Set task: Identify, in the records below, every line where the string "this" appears, and copy each such line.

══════

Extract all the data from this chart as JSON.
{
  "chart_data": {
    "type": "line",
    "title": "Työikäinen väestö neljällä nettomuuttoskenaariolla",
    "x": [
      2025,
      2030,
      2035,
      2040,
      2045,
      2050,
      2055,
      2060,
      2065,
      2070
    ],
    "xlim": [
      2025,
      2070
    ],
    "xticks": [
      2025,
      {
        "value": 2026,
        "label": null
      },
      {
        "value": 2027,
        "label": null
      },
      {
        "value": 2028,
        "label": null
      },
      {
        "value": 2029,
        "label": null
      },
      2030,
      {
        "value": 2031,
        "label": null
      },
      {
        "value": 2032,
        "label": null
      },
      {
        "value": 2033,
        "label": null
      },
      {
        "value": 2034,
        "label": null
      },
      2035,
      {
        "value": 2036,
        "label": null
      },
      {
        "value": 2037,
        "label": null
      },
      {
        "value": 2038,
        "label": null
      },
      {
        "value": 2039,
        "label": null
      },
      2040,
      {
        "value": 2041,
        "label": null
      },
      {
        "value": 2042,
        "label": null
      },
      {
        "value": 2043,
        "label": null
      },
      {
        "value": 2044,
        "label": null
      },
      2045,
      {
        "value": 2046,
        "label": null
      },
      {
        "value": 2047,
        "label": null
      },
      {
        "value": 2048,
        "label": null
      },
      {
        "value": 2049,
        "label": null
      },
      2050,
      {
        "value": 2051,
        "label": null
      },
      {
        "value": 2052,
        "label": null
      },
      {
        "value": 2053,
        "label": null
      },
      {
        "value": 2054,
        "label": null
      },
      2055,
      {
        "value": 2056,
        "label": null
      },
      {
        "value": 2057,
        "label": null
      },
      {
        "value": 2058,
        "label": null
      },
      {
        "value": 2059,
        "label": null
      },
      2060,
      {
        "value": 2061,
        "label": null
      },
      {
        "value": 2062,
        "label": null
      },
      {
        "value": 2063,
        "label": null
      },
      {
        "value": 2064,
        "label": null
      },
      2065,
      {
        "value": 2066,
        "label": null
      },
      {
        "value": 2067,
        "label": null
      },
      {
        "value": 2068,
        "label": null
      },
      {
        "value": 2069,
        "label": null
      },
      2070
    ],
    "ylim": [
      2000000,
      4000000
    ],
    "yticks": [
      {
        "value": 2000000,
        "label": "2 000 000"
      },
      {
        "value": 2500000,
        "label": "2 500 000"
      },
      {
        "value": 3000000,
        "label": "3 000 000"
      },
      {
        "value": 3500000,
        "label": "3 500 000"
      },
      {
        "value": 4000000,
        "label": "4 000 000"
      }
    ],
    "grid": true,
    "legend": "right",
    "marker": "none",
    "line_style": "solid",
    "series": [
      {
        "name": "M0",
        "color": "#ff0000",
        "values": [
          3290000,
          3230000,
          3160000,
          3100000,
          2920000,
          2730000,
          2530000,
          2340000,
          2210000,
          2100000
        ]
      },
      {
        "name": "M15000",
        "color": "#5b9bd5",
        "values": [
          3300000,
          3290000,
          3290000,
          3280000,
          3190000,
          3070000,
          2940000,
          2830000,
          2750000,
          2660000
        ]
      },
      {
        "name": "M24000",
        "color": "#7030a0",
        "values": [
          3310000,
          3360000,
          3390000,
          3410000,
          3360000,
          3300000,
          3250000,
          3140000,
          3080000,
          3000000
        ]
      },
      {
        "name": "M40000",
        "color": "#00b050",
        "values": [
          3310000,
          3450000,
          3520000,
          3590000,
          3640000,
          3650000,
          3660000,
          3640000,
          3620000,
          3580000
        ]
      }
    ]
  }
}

══════

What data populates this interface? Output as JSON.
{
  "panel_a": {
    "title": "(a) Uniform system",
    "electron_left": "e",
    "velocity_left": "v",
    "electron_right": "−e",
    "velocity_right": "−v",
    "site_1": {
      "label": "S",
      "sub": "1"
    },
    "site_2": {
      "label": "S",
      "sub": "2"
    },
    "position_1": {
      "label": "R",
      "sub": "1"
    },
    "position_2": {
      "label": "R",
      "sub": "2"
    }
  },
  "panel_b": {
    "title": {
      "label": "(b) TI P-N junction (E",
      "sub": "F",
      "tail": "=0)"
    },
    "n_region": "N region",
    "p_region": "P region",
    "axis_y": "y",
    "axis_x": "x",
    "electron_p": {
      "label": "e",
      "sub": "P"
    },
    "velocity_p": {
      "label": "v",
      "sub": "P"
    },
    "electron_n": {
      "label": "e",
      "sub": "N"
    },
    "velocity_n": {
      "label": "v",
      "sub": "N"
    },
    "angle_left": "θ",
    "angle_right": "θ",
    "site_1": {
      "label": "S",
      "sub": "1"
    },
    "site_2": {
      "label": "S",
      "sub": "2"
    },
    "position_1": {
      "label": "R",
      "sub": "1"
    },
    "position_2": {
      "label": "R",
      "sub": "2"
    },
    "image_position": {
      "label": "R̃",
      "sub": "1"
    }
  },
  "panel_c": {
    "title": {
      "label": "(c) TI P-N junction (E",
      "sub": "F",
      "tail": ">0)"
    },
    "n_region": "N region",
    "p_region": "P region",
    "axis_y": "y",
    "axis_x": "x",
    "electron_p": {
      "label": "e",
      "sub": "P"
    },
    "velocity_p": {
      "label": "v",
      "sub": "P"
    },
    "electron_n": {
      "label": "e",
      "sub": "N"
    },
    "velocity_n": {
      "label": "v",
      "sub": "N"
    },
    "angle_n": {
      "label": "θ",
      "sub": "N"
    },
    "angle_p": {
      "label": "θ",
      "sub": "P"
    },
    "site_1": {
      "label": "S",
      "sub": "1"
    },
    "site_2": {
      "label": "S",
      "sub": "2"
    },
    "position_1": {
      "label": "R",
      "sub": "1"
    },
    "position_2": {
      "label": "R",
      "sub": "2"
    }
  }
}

══════

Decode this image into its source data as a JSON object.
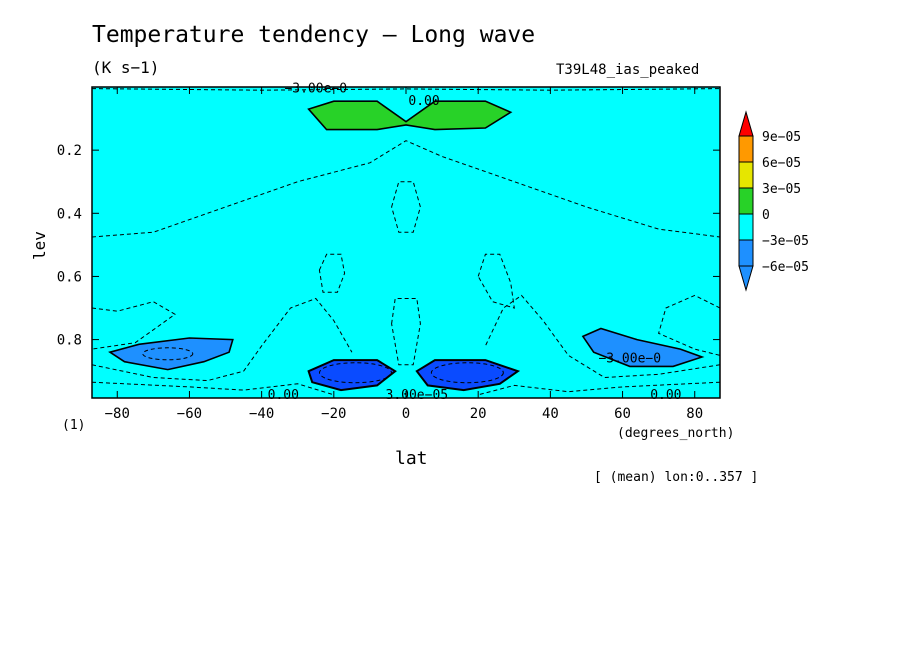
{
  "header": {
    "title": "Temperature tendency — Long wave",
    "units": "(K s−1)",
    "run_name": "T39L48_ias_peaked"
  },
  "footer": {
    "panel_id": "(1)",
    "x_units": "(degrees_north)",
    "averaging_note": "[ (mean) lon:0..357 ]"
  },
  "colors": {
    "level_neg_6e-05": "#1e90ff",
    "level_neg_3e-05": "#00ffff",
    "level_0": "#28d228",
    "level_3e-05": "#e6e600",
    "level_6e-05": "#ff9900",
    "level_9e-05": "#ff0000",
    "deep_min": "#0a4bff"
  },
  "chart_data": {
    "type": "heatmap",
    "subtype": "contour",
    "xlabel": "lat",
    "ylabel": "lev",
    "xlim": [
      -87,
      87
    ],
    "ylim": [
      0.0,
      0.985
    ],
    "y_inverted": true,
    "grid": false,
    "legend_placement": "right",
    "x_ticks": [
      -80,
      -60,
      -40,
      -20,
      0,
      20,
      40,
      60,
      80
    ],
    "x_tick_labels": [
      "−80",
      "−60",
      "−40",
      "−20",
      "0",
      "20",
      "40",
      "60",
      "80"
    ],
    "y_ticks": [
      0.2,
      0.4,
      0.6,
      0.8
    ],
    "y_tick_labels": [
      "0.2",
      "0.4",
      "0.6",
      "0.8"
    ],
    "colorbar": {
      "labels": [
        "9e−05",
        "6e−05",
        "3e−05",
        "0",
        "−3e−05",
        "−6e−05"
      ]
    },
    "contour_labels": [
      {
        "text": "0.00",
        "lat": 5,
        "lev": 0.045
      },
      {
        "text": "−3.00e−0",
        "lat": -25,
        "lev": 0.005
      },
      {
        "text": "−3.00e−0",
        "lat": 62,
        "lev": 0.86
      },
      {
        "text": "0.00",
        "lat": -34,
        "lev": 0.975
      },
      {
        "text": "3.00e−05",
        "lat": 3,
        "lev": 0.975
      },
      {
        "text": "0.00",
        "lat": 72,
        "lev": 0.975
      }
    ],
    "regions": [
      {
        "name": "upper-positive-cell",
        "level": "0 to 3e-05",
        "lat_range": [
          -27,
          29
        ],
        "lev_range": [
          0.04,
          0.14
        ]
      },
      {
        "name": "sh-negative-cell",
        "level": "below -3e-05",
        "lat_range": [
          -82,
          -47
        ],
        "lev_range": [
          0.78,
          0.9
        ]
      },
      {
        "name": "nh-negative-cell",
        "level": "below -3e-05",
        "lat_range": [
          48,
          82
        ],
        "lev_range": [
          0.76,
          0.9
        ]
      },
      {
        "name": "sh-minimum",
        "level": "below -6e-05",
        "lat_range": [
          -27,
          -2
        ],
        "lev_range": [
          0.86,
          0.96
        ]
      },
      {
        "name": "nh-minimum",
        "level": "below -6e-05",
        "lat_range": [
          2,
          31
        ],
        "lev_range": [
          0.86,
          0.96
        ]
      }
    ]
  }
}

══════

Problem solution:
Extract all the data from this chart as JSON.
What data populates this interface? Output as JSON.
Decode this image into its source data as a JSON object.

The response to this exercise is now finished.